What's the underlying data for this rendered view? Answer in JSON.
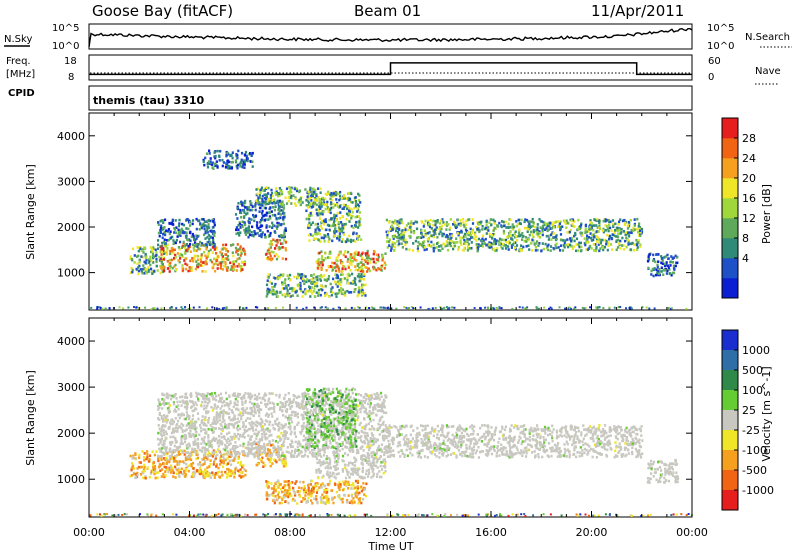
{
  "header": {
    "station": "Goose Bay (fitACF)",
    "beam": "Beam 01",
    "date": "11/Apr/2011"
  },
  "noise_panel": {
    "left_label": "N.Sky",
    "right_label": "N.Search",
    "left_ticks": [
      "10^5",
      "10^0"
    ],
    "right_ticks": [
      "10^5",
      "10^0"
    ]
  },
  "freq_panel": {
    "left_label_1": "Freq.",
    "left_label_2": "[MHz]",
    "left_ticks": [
      "18",
      "8"
    ],
    "right_label": "Nave",
    "right_ticks": [
      "60",
      "0"
    ],
    "cpid_label": "CPID"
  },
  "cpid_panel": {
    "text": "themis (tau) 3310"
  },
  "axes": {
    "ylabel": "Slant Range [km]",
    "yticks": [
      "1000",
      "2000",
      "3000",
      "4000"
    ],
    "xticks": [
      "00:00",
      "04:00",
      "08:00",
      "12:00",
      "16:00",
      "20:00",
      "00:00"
    ],
    "xlabel": "Time UT"
  },
  "power_colorbar": {
    "label": "Power [dB]",
    "ticks": [
      "4",
      "8",
      "12",
      "16",
      "20",
      "24",
      "28"
    ],
    "colors": [
      "#0a1ed2",
      "#1e50c8",
      "#2f8a78",
      "#5faa5a",
      "#a0d83c",
      "#f0e628",
      "#f5a01e",
      "#f06414",
      "#e61e1e"
    ]
  },
  "velocity_colorbar": {
    "label": "Velocity [m s^-1]",
    "ticks": [
      "1000",
      "500",
      "100",
      "25",
      "-25",
      "-100",
      "-500",
      "-1000"
    ],
    "colors": [
      "#1a2ecf",
      "#2f6fa8",
      "#2f8a4a",
      "#66cc33",
      "#c8c8c0",
      "#f0e628",
      "#f5a01e",
      "#f06414",
      "#e61e1e"
    ]
  },
  "chart_data": {
    "type": "heatmap",
    "x_range_hours": [
      0,
      24
    ],
    "y_range_km": [
      180,
      4500
    ],
    "frequency_mhz": [
      {
        "x_hours": 0,
        "value": 10
      },
      {
        "x_hours": 12,
        "value": 10
      },
      {
        "x_hours": 12,
        "value": 15
      },
      {
        "x_hours": 21.8,
        "value": 15
      },
      {
        "x_hours": 21.8,
        "value": 10
      },
      {
        "x_hours": 24,
        "value": 10
      }
    ],
    "power_regions": [
      {
        "t0": 1.6,
        "t1": 3.0,
        "r0": 1000,
        "r1": 1600,
        "level": "mid"
      },
      {
        "t0": 2.8,
        "t1": 6.2,
        "r0": 1050,
        "r1": 1650,
        "level": "high"
      },
      {
        "t0": 2.7,
        "t1": 5.0,
        "r0": 1600,
        "r1": 2200,
        "level": "low"
      },
      {
        "t0": 5.8,
        "t1": 7.8,
        "r0": 1800,
        "r1": 2600,
        "level": "low"
      },
      {
        "t0": 7.0,
        "t1": 7.8,
        "r0": 1300,
        "r1": 1750,
        "level": "high"
      },
      {
        "t0": 6.6,
        "t1": 9.2,
        "r0": 2500,
        "r1": 2900,
        "level": "mid"
      },
      {
        "t0": 9.0,
        "t1": 11.8,
        "r0": 1050,
        "r1": 1500,
        "level": "high"
      },
      {
        "t0": 8.6,
        "t1": 10.8,
        "r0": 1700,
        "r1": 2800,
        "level": "mid"
      },
      {
        "t0": 7.0,
        "t1": 11.0,
        "r0": 500,
        "r1": 1000,
        "level": "mid"
      },
      {
        "t0": 11.8,
        "t1": 22.0,
        "r0": 1500,
        "r1": 2200,
        "level": "mid"
      },
      {
        "t0": 22.2,
        "t1": 23.4,
        "r0": 950,
        "r1": 1450,
        "level": "low"
      },
      {
        "t0": 4.5,
        "t1": 6.5,
        "r0": 3300,
        "r1": 3700,
        "level": "low"
      }
    ],
    "velocity_regions": [
      {
        "t0": 1.6,
        "t1": 6.2,
        "r0": 1050,
        "r1": 1650,
        "level": "neg"
      },
      {
        "t0": 6.6,
        "t1": 7.8,
        "r0": 1300,
        "r1": 1800,
        "level": "neg"
      },
      {
        "t0": 2.7,
        "t1": 11.8,
        "r0": 1500,
        "r1": 2900,
        "level": "zero"
      },
      {
        "t0": 9.0,
        "t1": 11.8,
        "r0": 1050,
        "r1": 1500,
        "level": "zero"
      },
      {
        "t0": 8.6,
        "t1": 10.6,
        "r0": 1700,
        "r1": 3000,
        "level": "pos"
      },
      {
        "t0": 7.0,
        "t1": 11.0,
        "r0": 500,
        "r1": 1000,
        "level": "neg"
      },
      {
        "t0": 11.8,
        "t1": 22.0,
        "r0": 1500,
        "r1": 2200,
        "level": "zero"
      },
      {
        "t0": 22.2,
        "t1": 23.4,
        "r0": 950,
        "r1": 1450,
        "level": "zero"
      }
    ]
  }
}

*Task:*
Pictures are not part of the copy; reproduce everything else in the records exactly.

*Task solution:*
What's the underlying data for this rendered view? Answer in JSON.
{
  "header": {
    "station": "Goose Bay (fitACF)",
    "beam": "Beam 01",
    "date": "11/Apr/2011"
  },
  "noise_panel": {
    "left_label": "N.Sky",
    "right_label": "N.Search",
    "left_ticks": [
      "10^5",
      "10^0"
    ],
    "right_ticks": [
      "10^5",
      "10^0"
    ]
  },
  "freq_panel": {
    "left_label_1": "Freq.",
    "left_label_2": "[MHz]",
    "left_ticks": [
      "18",
      "8"
    ],
    "right_label": "Nave",
    "right_ticks": [
      "60",
      "0"
    ],
    "cpid_label": "CPID"
  },
  "cpid_panel": {
    "text": "themis (tau) 3310"
  },
  "axes": {
    "ylabel": "Slant Range [km]",
    "yticks": [
      "1000",
      "2000",
      "3000",
      "4000"
    ],
    "xticks": [
      "00:00",
      "04:00",
      "08:00",
      "12:00",
      "16:00",
      "20:00",
      "00:00"
    ],
    "xlabel": "Time UT"
  },
  "power_colorbar": {
    "label": "Power [dB]",
    "ticks": [
      "4",
      "8",
      "12",
      "16",
      "20",
      "24",
      "28"
    ],
    "colors": [
      "#0a1ed2",
      "#1e50c8",
      "#2f8a78",
      "#5faa5a",
      "#a0d83c",
      "#f0e628",
      "#f5a01e",
      "#f06414",
      "#e61e1e"
    ]
  },
  "velocity_colorbar": {
    "label": "Velocity [m s^-1]",
    "ticks": [
      "1000",
      "500",
      "100",
      "25",
      "-25",
      "-100",
      "-500",
      "-1000"
    ],
    "colors": [
      "#1a2ecf",
      "#2f6fa8",
      "#2f8a4a",
      "#66cc33",
      "#c8c8c0",
      "#f0e628",
      "#f5a01e",
      "#f06414",
      "#e61e1e"
    ]
  },
  "chart_data": {
    "type": "heatmap",
    "x_range_hours": [
      0,
      24
    ],
    "y_range_km": [
      180,
      4500
    ],
    "frequency_mhz": [
      {
        "x_hours": 0,
        "value": 10
      },
      {
        "x_hours": 12,
        "value": 10
      },
      {
        "x_hours": 12,
        "value": 15
      },
      {
        "x_hours": 21.8,
        "value": 15
      },
      {
        "x_hours": 21.8,
        "value": 10
      },
      {
        "x_hours": 24,
        "value": 10
      }
    ],
    "power_regions": [
      {
        "t0": 1.6,
        "t1": 3.0,
        "r0": 1000,
        "r1": 1600,
        "level": "mid"
      },
      {
        "t0": 2.8,
        "t1": 6.2,
        "r0": 1050,
        "r1": 1650,
        "level": "high"
      },
      {
        "t0": 2.7,
        "t1": 5.0,
        "r0": 1600,
        "r1": 2200,
        "level": "low"
      },
      {
        "t0": 5.8,
        "t1": 7.8,
        "r0": 1800,
        "r1": 2600,
        "level": "low"
      },
      {
        "t0": 7.0,
        "t1": 7.8,
        "r0": 1300,
        "r1": 1750,
        "level": "high"
      },
      {
        "t0": 6.6,
        "t1": 9.2,
        "r0": 2500,
        "r1": 2900,
        "level": "mid"
      },
      {
        "t0": 9.0,
        "t1": 11.8,
        "r0": 1050,
        "r1": 1500,
        "level": "high"
      },
      {
        "t0": 8.6,
        "t1": 10.8,
        "r0": 1700,
        "r1": 2800,
        "level": "mid"
      },
      {
        "t0": 7.0,
        "t1": 11.0,
        "r0": 500,
        "r1": 1000,
        "level": "mid"
      },
      {
        "t0": 11.8,
        "t1": 22.0,
        "r0": 1500,
        "r1": 2200,
        "level": "mid"
      },
      {
        "t0": 22.2,
        "t1": 23.4,
        "r0": 950,
        "r1": 1450,
        "level": "low"
      },
      {
        "t0": 4.5,
        "t1": 6.5,
        "r0": 3300,
        "r1": 3700,
        "level": "low"
      }
    ],
    "velocity_regions": [
      {
        "t0": 1.6,
        "t1": 6.2,
        "r0": 1050,
        "r1": 1650,
        "level": "neg"
      },
      {
        "t0": 6.6,
        "t1": 7.8,
        "r0": 1300,
        "r1": 1800,
        "level": "neg"
      },
      {
        "t0": 2.7,
        "t1": 11.8,
        "r0": 1500,
        "r1": 2900,
        "level": "zero"
      },
      {
        "t0": 9.0,
        "t1": 11.8,
        "r0": 1050,
        "r1": 1500,
        "level": "zero"
      },
      {
        "t0": 8.6,
        "t1": 10.6,
        "r0": 1700,
        "r1": 3000,
        "level": "pos"
      },
      {
        "t0": 7.0,
        "t1": 11.0,
        "r0": 500,
        "r1": 1000,
        "level": "neg"
      },
      {
        "t0": 11.8,
        "t1": 22.0,
        "r0": 1500,
        "r1": 2200,
        "level": "zero"
      },
      {
        "t0": 22.2,
        "t1": 23.4,
        "r0": 950,
        "r1": 1450,
        "level": "zero"
      }
    ]
  }
}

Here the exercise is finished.